Dataset items:
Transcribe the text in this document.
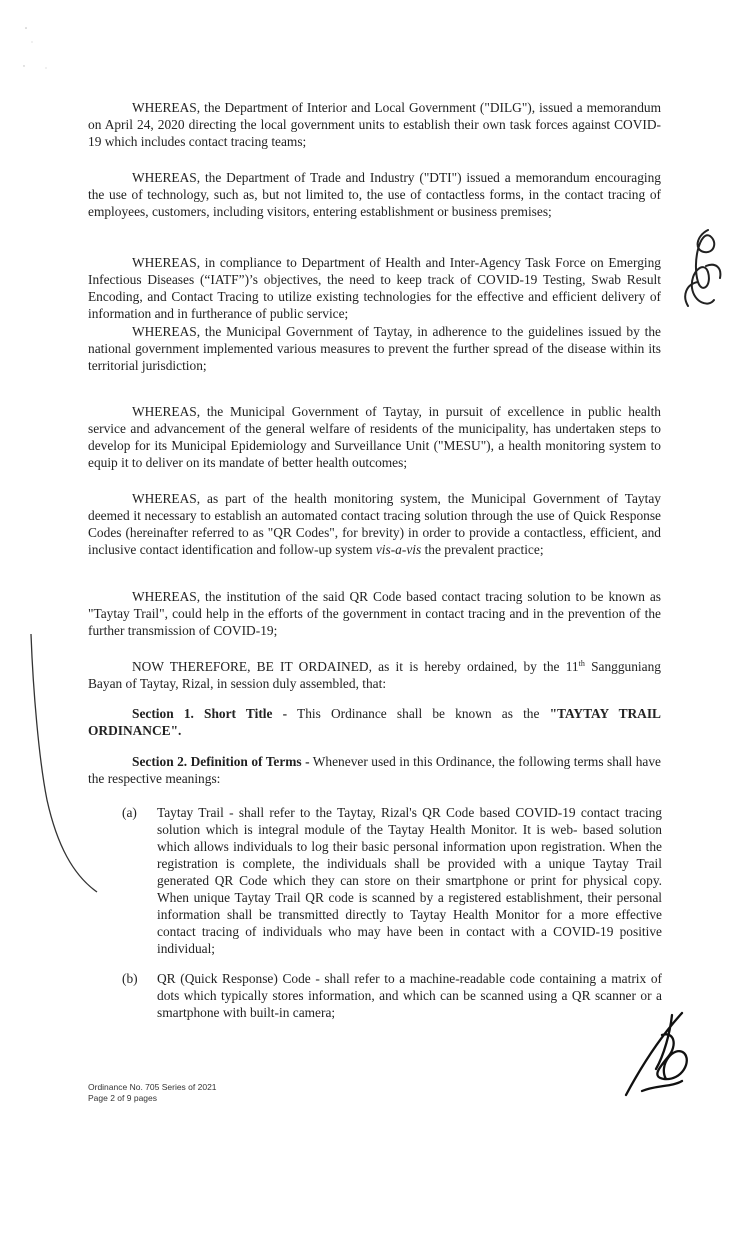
WHEREAS, the Department of Interior and Local Government ("DILG"), issued a memorandum on April 24, 2020 directing the local government units to establish their own task forces against COVID-19 which includes contact tracing teams;

WHEREAS, the Department of Trade and Industry ("DTI") issued a memorandum encouraging the use of technology, such as, but not limited to, the use of contactless forms, in the contact tracing of employees, customers, including visitors, entering establishment or business premises;

WHEREAS, in compliance to Department of Health and Inter-Agency Task Force on Emerging Infectious Diseases (“IATF”)’s objectives, the need to keep track of COVID-19 Testing, Swab Result Encoding, and Contact Tracing to utilize existing technologies for the effective and efficient delivery of information and in furtherance of public service;

WHEREAS, the Municipal Government of Taytay, in adherence to the guidelines issued by the national government implemented various measures to prevent the further spread of the disease within its territorial jurisdiction;

WHEREAS, the Municipal Government of Taytay, in pursuit of excellence in public health service and advancement of the general welfare of residents of the municipality, has undertaken steps to develop for its Municipal Epidemiology and Surveillance Unit ("MESU"), a health monitoring system to equip it to deliver on its mandate of better health outcomes;

WHEREAS, as part of the health monitoring system, the Municipal Government of Taytay deemed it necessary to establish an automated contact tracing solution through the use of Quick Response Codes (hereinafter referred to as "QR Codes", for brevity) in order to provide a contactless, efficient, and inclusive contact identification and follow-up system vis-a-vis the prevalent practice;

WHEREAS, the institution of the said QR Code based contact tracing solution to be known as "Taytay Trail", could help in the efforts of the government in contact tracing and in the prevention of the further transmission of COVID-19;

NOW THEREFORE, BE IT ORDAINED, as it is hereby ordained, by the 11th Sangguniang Bayan of Taytay, Rizal, in session duly assembled, that:

Section 1. Short Title - This Ordinance shall be known as the "TAYTAY TRAIL ORDINANCE".

Section 2. Definition of Terms - Whenever used in this Ordinance, the following terms shall have the respective meanings:

(a)	Taytay Trail - shall refer to the Taytay, Rizal's QR Code based COVID-19 contact tracing solution which is integral module of the Taytay Health Monitor. It is web- based solution which allows individuals to log their basic personal information upon registration. When the registration is complete, the individuals shall be provided with a unique Taytay Trail generated QR Code which they can store on their smartphone or print for physical copy. When unique Taytay Trail QR code is scanned by a registered establishment, their personal information shall be transmitted directly to Taytay Health Monitor for a more effective contact tracing of individuals who may have been in contact with a COVID-19 positive individual;
(b)	QR (Quick Response) Code - shall refer to a machine-readable code containing a matrix of dots which typically stores information, and which can be scanned using a QR scanner or a smartphone with built-in camera;
Ordinance No. 705 Series of 2021
Page 2 of 9 pages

Goal of the exercise: Each entry should be repeated exactly as it appears; the pictures stay out.

Exercise response:
Transcribe the text in this document.
WHEREAS, the Department of Interior and Local Government ("DILG"), issued a memorandum on April 24, 2020 directing the local government units to establish their own task forces against COVID-19 which includes contact tracing teams;

WHEREAS, the Department of Trade and Industry ("DTI") issued a memorandum encouraging the use of technology, such as, but not limited to, the use of contactless forms, in the contact tracing of employees, customers, including visitors, entering establishment or business premises;

WHEREAS, in compliance to Department of Health and Inter-Agency Task Force on Emerging Infectious Diseases (“IATF”)’s objectives, the need to keep track of COVID-19 Testing, Swab Result Encoding, and Contact Tracing to utilize existing technologies for the effective and efficient delivery of information and in furtherance of public service;

WHEREAS, the Municipal Government of Taytay, in adherence to the guidelines issued by the national government implemented various measures to prevent the further spread of the disease within its territorial jurisdiction;

WHEREAS, the Municipal Government of Taytay, in pursuit of excellence in public health service and advancement of the general welfare of residents of the municipality, has undertaken steps to develop for its Municipal Epidemiology and Surveillance Unit ("MESU"), a health monitoring system to equip it to deliver on its mandate of better health outcomes;

WHEREAS, as part of the health monitoring system, the Municipal Government of Taytay deemed it necessary to establish an automated contact tracing solution through the use of Quick Response Codes (hereinafter referred to as "QR Codes", for brevity) in order to provide a contactless, efficient, and inclusive contact identification and follow-up system vis-a-vis the prevalent practice;

WHEREAS, the institution of the said QR Code based contact tracing solution to be known as "Taytay Trail", could help in the efforts of the government in contact tracing and in the prevention of the further transmission of COVID-19;

NOW THEREFORE, BE IT ORDAINED, as it is hereby ordained, by the 11th Sangguniang Bayan of Taytay, Rizal, in session duly assembled, that:

Section 1. Short Title - This Ordinance shall be known as the "TAYTAY TRAIL ORDINANCE".

Section 2. Definition of Terms - Whenever used in this Ordinance, the following terms shall have the respective meanings:

(a)	Taytay Trail - shall refer to the Taytay, Rizal's QR Code based COVID-19 contact tracing solution which is integral module of the Taytay Health Monitor. It is web- based solution which allows individuals to log their basic personal information upon registration. When the registration is complete, the individuals shall be provided with a unique Taytay Trail generated QR Code which they can store on their smartphone or print for physical copy. When unique Taytay Trail QR code is scanned by a registered establishment, their personal information shall be transmitted directly to Taytay Health Monitor for a more effective contact tracing of individuals who may have been in contact with a COVID-19 positive individual;
(b)	QR (Quick Response) Code - shall refer to a machine-readable code containing a matrix of dots which typically stores information, and which can be scanned using a QR scanner or a smartphone with built-in camera;
Ordinance No. 705 Series of 2021
Page 2 of 9 pages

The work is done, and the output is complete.